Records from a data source

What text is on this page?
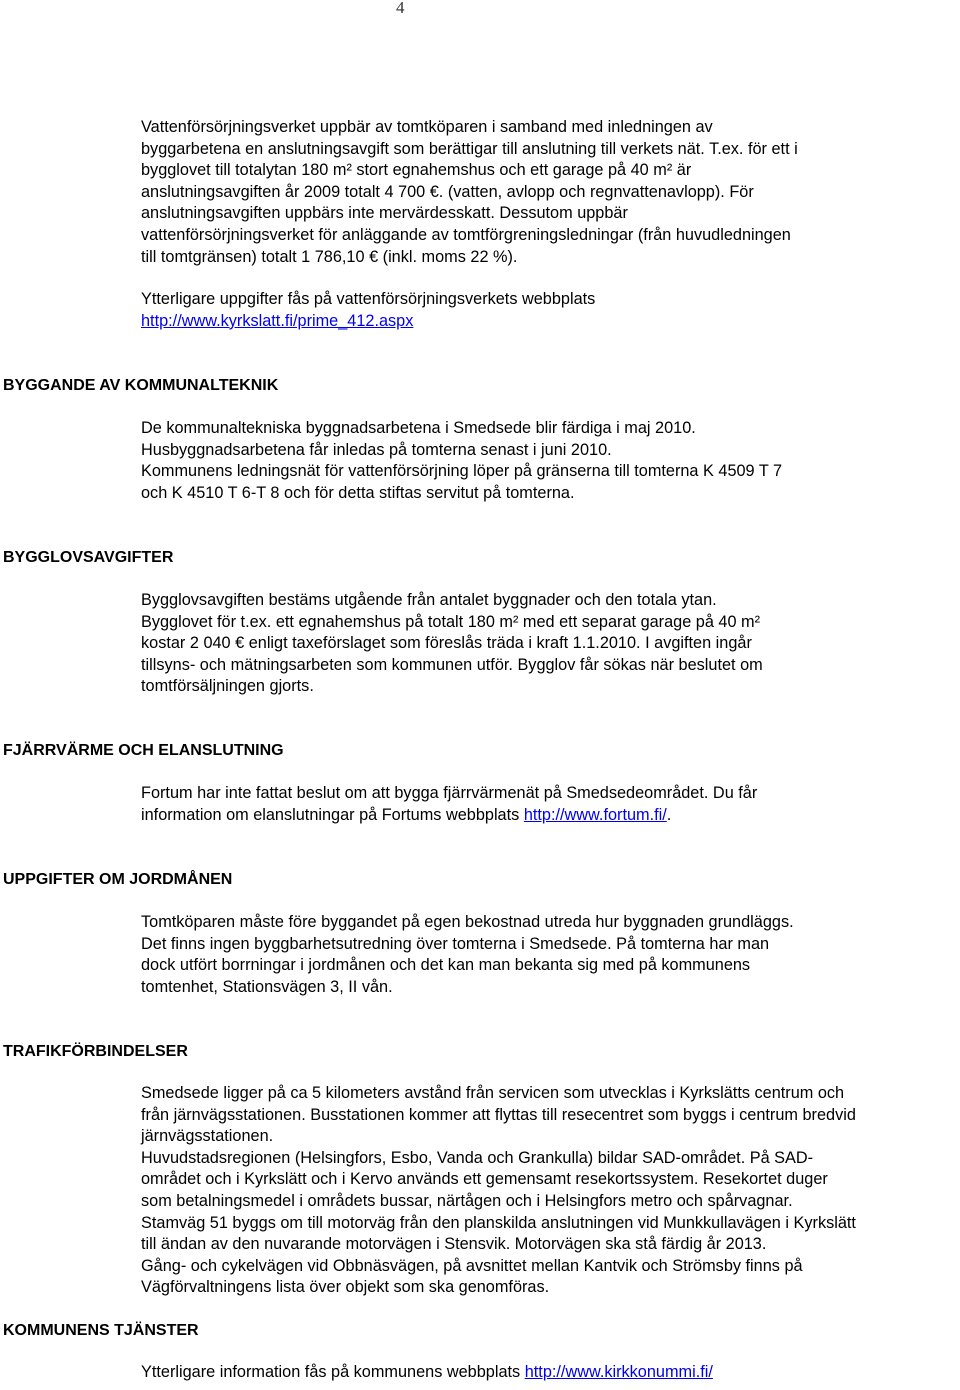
4
Vattenförsörjningsverket uppbär av tomtköparen i samband med inledningen av
byggarbetena en anslutningsavgift som berättigar till anslutning till verkets nät. T.ex. för ett i
bygglovet till totalytan 180 m² stort egnahemshus och ett garage på 40 m² är
anslutningsavgiften år 2009 totalt 4 700 €. (vatten, avlopp och regnvattenavlopp). För
anslutningsavgiften uppbärs inte mervärdesskatt. Dessutom uppbär
vattenförsörjningsverket för anläggande av tomtförgreningsledningar (från huvudledningen
till tomtgränsen) totalt 1 786,10 € (inkl. moms 22 %).
Ytterligare uppgifter fås på vattenförsörjningsverkets webbplats
http://www.kyrkslatt.fi/prime_412.aspx
BYGGANDE AV KOMMUNALTEKNIK
De kommunaltekniska byggnadsarbetena i Smedsede blir färdiga i maj 2010.
Husbyggnadsarbetena får inledas på tomterna senast i juni 2010.
Kommunens ledningsnät för vattenförsörjning löper på gränserna till tomterna K 4509 T 7
och K 4510 T 6-T 8 och för detta stiftas servitut på tomterna.
BYGGLOVSAVGIFTER
Bygglovsavgiften bestäms utgående från antalet byggnader och den totala ytan.
Bygglovet för t.ex. ett egnahemshus på totalt 180 m² med ett separat garage på 40 m²
kostar 2 040 € enligt taxeförslaget som föreslås träda i kraft 1.1.2010. I avgiften ingår
tillsyns- och mätningsarbeten som kommunen utför. Bygglov får sökas när beslutet om
tomtförsäljningen gjorts.
FJÄRRVÄRME OCH ELANSLUTNING
Fortum har inte fattat beslut om att bygga fjärrvärmenät på Smedsedeområdet. Du får
information om elanslutningar på Fortums webbplats http://www.fortum.fi/.
UPPGIFTER OM JORDMÅNEN
Tomtköparen måste före byggandet på egen bekostnad utreda hur byggnaden grundläggs.
Det finns ingen byggbarhetsutredning över tomterna i Smedsede. På tomterna har man
dock utfört borrningar i jordmånen och det kan man bekanta sig med på kommunens
tomtenhet, Stationsvägen 3, II vån.
TRAFIKFÖRBINDELSER
Smedsede ligger på ca 5 kilometers avstånd från servicen som utvecklas i Kyrkslätts centrum och
från järnvägsstationen. Busstationen kommer att flyttas till resecentret som byggs i centrum bredvid
järnvägsstationen.
Huvudstadsregionen (Helsingfors, Esbo, Vanda och Grankulla) bildar SAD-området. På SAD-
området och i Kyrkslätt och i Kervo används ett gemensamt resekortssystem. Resekortet duger
som betalningsmedel i områdets bussar, närtågen och i Helsingfors metro och spårvagnar.
Stamväg 51 byggs om till motorväg från den planskilda anslutningen vid Munkkullavägen i Kyrkslätt
till ändan av den nuvarande motorvägen i Stensvik. Motorvägen ska stå färdig år 2013.
Gång- och cykelvägen vid Obbnäsvägen, på avsnittet mellan Kantvik och Strömsby finns på
Vägförvaltningens lista över objekt som ska genomföras.
KOMMUNENS TJÄNSTER
Ytterligare information fås på kommunens webbplats http://www.kirkkonummi.fi/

TASK STATEMENT:
All of the records need to be restated word for word, but not the pictures.

FINISHED TASK:
What text is on this page?
4
Vattenförsörjningsverket uppbär av tomtköparen i samband med inledningen av
byggarbetena en anslutningsavgift som berättigar till anslutning till verkets nät. T.ex. för ett i
bygglovet till totalytan 180 m² stort egnahemshus och ett garage på 40 m² är
anslutningsavgiften år 2009 totalt 4 700 €. (vatten, avlopp och regnvattenavlopp). För
anslutningsavgiften uppbärs inte mervärdesskatt. Dessutom uppbär
vattenförsörjningsverket för anläggande av tomtförgreningsledningar (från huvudledningen
till tomtgränsen) totalt 1 786,10 € (inkl. moms 22 %).
Ytterligare uppgifter fås på vattenförsörjningsverkets webbplats
http://www.kyrkslatt.fi/prime_412.aspx
BYGGANDE AV KOMMUNALTEKNIK
De kommunaltekniska byggnadsarbetena i Smedsede blir färdiga i maj 2010.
Husbyggnadsarbetena får inledas på tomterna senast i juni 2010.
Kommunens ledningsnät för vattenförsörjning löper på gränserna till tomterna K 4509 T 7
och K 4510 T 6-T 8 och för detta stiftas servitut på tomterna.
BYGGLOVSAVGIFTER
Bygglovsavgiften bestäms utgående från antalet byggnader och den totala ytan.
Bygglovet för t.ex. ett egnahemshus på totalt 180 m² med ett separat garage på 40 m²
kostar 2 040 € enligt taxeförslaget som föreslås träda i kraft 1.1.2010. I avgiften ingår
tillsyns- och mätningsarbeten som kommunen utför. Bygglov får sökas när beslutet om
tomtförsäljningen gjorts.
FJÄRRVÄRME OCH ELANSLUTNING
Fortum har inte fattat beslut om att bygga fjärrvärmenät på Smedsedeområdet. Du får
information om elanslutningar på Fortums webbplats http://www.fortum.fi/.
UPPGIFTER OM JORDMÅNEN
Tomtköparen måste före byggandet på egen bekostnad utreda hur byggnaden grundläggs.
Det finns ingen byggbarhetsutredning över tomterna i Smedsede. På tomterna har man
dock utfört borrningar i jordmånen och det kan man bekanta sig med på kommunens
tomtenhet, Stationsvägen 3, II vån.
TRAFIKFÖRBINDELSER
Smedsede ligger på ca 5 kilometers avstånd från servicen som utvecklas i Kyrkslätts centrum och
från järnvägsstationen. Busstationen kommer att flyttas till resecentret som byggs i centrum bredvid
järnvägsstationen.
Huvudstadsregionen (Helsingfors, Esbo, Vanda och Grankulla) bildar SAD-området. På SAD-
området och i Kyrkslätt och i Kervo används ett gemensamt resekortssystem. Resekortet duger
som betalningsmedel i områdets bussar, närtågen och i Helsingfors metro och spårvagnar.
Stamväg 51 byggs om till motorväg från den planskilda anslutningen vid Munkkullavägen i Kyrkslätt
till ändan av den nuvarande motorvägen i Stensvik. Motorvägen ska stå färdig år 2013.
Gång- och cykelvägen vid Obbnäsvägen, på avsnittet mellan Kantvik och Strömsby finns på
Vägförvaltningens lista över objekt som ska genomföras.
KOMMUNENS TJÄNSTER
Ytterligare information fås på kommunens webbplats http://www.kirkkonummi.fi/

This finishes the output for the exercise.